■ **Dataset items**:
□ □ □ □ □ □ □
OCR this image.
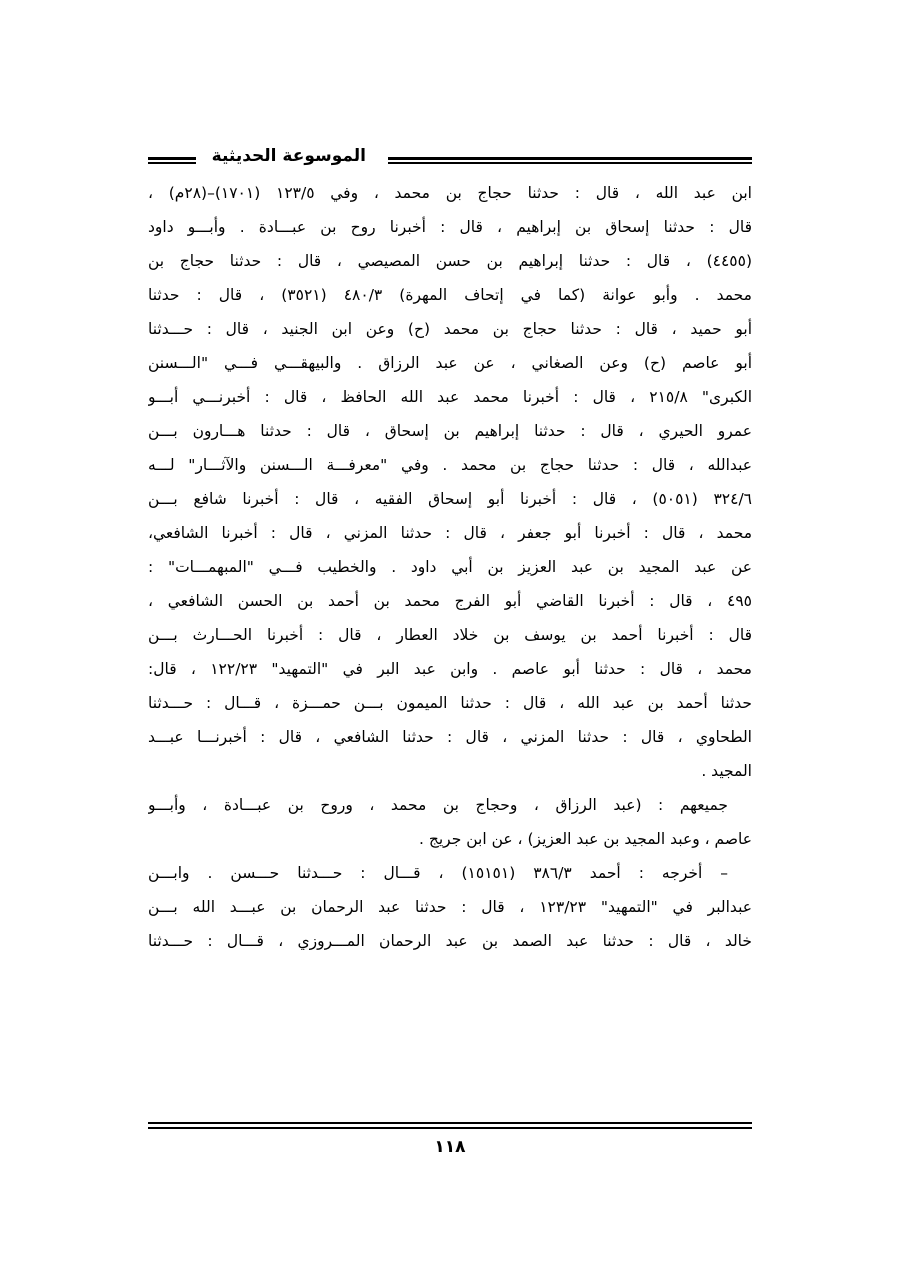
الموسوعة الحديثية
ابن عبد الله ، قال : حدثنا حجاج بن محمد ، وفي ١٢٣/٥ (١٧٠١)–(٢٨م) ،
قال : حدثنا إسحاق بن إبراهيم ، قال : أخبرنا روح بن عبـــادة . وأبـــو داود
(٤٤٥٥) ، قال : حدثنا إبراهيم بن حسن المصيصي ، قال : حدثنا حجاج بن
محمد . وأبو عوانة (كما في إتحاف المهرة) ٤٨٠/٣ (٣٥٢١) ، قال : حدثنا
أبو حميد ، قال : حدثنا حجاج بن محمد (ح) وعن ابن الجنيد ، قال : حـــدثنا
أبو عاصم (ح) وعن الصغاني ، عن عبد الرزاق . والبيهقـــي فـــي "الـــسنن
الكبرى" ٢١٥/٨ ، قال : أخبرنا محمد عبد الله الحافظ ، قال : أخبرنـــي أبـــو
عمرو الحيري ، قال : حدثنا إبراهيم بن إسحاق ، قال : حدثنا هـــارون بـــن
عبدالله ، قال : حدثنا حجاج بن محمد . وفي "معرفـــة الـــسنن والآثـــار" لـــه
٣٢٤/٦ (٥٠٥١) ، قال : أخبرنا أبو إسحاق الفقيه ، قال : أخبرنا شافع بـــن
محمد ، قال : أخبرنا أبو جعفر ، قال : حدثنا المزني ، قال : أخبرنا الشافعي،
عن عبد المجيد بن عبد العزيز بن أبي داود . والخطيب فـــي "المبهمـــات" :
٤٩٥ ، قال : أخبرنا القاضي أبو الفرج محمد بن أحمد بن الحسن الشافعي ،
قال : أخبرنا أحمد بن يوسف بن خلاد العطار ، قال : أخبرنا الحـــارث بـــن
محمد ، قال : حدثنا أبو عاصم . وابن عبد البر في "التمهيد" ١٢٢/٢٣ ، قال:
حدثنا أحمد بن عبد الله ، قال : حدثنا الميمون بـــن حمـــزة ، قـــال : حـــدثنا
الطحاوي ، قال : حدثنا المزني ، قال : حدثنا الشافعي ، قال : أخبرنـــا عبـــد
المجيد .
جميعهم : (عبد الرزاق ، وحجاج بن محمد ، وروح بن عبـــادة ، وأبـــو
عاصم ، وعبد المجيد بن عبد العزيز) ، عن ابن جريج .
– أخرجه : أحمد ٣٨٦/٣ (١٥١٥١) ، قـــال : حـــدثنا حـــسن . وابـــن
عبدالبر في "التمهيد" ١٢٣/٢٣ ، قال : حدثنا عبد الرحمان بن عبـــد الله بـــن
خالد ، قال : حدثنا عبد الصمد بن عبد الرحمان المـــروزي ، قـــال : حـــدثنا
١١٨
□ □ □ □ □ □ □
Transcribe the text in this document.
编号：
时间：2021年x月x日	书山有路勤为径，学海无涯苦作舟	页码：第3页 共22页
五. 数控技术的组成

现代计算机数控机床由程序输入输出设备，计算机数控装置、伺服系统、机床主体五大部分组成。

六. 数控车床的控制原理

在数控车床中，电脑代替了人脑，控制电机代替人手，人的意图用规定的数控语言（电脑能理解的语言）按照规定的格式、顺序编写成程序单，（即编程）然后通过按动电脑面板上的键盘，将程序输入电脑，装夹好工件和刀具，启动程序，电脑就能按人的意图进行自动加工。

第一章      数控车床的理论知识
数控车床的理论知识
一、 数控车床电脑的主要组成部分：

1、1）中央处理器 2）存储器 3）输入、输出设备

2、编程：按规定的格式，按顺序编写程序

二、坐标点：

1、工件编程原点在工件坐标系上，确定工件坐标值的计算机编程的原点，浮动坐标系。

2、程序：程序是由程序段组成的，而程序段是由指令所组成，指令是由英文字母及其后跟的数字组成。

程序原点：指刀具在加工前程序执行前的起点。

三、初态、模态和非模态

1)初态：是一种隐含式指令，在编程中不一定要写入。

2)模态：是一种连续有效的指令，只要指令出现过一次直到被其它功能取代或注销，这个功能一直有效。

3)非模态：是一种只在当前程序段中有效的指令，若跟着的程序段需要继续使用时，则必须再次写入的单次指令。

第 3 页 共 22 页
□ □ □ □ □ □ □
■ **What is required**: Tally the lines of the listing that include "this". Reply with nothing but the count.

■ **Correct response**: 2